» GOAL:
The entries that follow should be written out exactly.

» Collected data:
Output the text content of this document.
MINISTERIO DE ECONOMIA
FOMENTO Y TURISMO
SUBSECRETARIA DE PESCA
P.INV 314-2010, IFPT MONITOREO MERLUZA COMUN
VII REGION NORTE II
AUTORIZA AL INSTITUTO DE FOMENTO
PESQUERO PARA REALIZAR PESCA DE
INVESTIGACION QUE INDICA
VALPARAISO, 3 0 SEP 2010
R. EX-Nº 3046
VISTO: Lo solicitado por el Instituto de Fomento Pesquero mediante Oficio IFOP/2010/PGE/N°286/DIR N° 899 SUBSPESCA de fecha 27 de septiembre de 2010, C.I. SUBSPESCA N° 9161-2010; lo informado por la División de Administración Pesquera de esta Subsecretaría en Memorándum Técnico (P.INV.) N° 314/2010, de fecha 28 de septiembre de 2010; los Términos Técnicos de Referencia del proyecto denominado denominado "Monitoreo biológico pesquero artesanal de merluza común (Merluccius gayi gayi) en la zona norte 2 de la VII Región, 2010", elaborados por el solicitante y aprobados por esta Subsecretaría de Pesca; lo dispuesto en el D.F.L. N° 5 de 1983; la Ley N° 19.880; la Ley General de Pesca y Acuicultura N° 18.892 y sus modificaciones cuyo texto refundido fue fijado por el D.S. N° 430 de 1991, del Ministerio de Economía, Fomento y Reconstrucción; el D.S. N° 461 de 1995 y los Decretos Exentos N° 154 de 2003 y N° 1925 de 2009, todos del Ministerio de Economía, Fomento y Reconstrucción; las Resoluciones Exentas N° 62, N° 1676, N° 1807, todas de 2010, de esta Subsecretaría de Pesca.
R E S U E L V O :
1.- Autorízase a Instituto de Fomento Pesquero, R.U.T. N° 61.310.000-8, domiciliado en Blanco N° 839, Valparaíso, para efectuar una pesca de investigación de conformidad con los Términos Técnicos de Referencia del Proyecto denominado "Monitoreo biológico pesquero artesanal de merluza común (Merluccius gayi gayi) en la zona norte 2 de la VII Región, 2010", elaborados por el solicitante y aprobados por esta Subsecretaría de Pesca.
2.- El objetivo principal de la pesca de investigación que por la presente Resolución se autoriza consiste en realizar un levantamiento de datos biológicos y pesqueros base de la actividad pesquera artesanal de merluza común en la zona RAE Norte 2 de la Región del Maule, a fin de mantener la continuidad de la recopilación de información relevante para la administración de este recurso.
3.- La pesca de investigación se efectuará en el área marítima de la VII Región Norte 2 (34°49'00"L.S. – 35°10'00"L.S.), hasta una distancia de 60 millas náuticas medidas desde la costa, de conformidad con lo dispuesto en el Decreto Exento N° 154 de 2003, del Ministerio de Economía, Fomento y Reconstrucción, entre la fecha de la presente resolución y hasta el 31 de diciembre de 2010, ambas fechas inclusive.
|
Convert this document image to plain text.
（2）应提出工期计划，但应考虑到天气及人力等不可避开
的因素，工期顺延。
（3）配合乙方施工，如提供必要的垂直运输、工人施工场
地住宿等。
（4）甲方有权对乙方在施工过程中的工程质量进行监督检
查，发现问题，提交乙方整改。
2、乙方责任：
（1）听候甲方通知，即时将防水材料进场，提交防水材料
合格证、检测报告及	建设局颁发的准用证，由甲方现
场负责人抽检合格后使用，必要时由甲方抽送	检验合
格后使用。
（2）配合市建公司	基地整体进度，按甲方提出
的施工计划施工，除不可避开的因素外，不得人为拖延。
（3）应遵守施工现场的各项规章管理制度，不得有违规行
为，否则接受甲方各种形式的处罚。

» RESPONSE BELOW:
Output the text content of this document.
MINISTERIO DE ECONOMIA
FOMENTO Y TURISMO
SUBSECRETARIA DE PESCA
P.INV 314-2010, IFPT MONITOREO MERLUZA COMUN
VII REGION NORTE II
AUTORIZA AL INSTITUTO DE FOMENTO
PESQUERO PARA REALIZAR PESCA DE
INVESTIGACION QUE INDICA
VALPARAISO, 3 0 SEP 2010
R. EX-Nº 3046
VISTO: Lo solicitado por el Instituto de Fomento Pesquero mediante Oficio IFOP/2010/PGE/N°286/DIR N° 899 SUBSPESCA de fecha 27 de septiembre de 2010, C.I. SUBSPESCA N° 9161-2010; lo informado por la División de Administración Pesquera de esta Subsecretaría en Memorándum Técnico (P.INV.) N° 314/2010, de fecha 28 de septiembre de 2010; los Términos Técnicos de Referencia del proyecto denominado denominado "Monitoreo biológico pesquero artesanal de merluza común (Merluccius gayi gayi) en la zona norte 2 de la VII Región, 2010", elaborados por el solicitante y aprobados por esta Subsecretaría de Pesca; lo dispuesto en el D.F.L. N° 5 de 1983; la Ley N° 19.880; la Ley General de Pesca y Acuicultura N° 18.892 y sus modificaciones cuyo texto refundido fue fijado por el D.S. N° 430 de 1991, del Ministerio de Economía, Fomento y Reconstrucción; el D.S. N° 461 de 1995 y los Decretos Exentos N° 154 de 2003 y N° 1925 de 2009, todos del Ministerio de Economía, Fomento y Reconstrucción; las Resoluciones Exentas N° 62, N° 1676, N° 1807, todas de 2010, de esta Subsecretaría de Pesca.
R E S U E L V O :
1.- Autorízase a Instituto de Fomento Pesquero, R.U.T. N° 61.310.000-8, domiciliado en Blanco N° 839, Valparaíso, para efectuar una pesca de investigación de conformidad con los Términos Técnicos de Referencia del Proyecto denominado "Monitoreo biológico pesquero artesanal de merluza común (Merluccius gayi gayi) en la zona norte 2 de la VII Región, 2010", elaborados por el solicitante y aprobados por esta Subsecretaría de Pesca.
2.- El objetivo principal de la pesca de investigación que por la presente Resolución se autoriza consiste en realizar un levantamiento de datos biológicos y pesqueros base de la actividad pesquera artesanal de merluza común en la zona RAE Norte 2 de la Región del Maule, a fin de mantener la continuidad de la recopilación de información relevante para la administración de este recurso.
3.- La pesca de investigación se efectuará en el área marítima de la VII Región Norte 2 (34°49'00"L.S. – 35°10'00"L.S.), hasta una distancia de 60 millas náuticas medidas desde la costa, de conformidad con lo dispuesto en el Decreto Exento N° 154 de 2003, del Ministerio de Economía, Fomento y Reconstrucción, entre la fecha de la presente resolución y hasta el 31 de diciembre de 2010, ambas fechas inclusive.
|
Convert this document image to plain text.
（2）应提出工期计划，但应考虑到天气及人力等不可避开
的因素，工期顺延。
（3）配合乙方施工，如提供必要的垂直运输、工人施工场
地住宿等。
（4）甲方有权对乙方在施工过程中的工程质量进行监督检
查，发现问题，提交乙方整改。
2、乙方责任：
（1）听候甲方通知，即时将防水材料进场，提交防水材料
合格证、检测报告及	建设局颁发的准用证，由甲方现
场负责人抽检合格后使用，必要时由甲方抽送	检验合
格后使用。
（2）配合市建公司	基地整体进度，按甲方提出
的施工计划施工，除不可避开的因素外，不得人为拖延。
（3）应遵守施工现场的各项规章管理制度，不得有违规行
为，否则接受甲方各种形式的处罚。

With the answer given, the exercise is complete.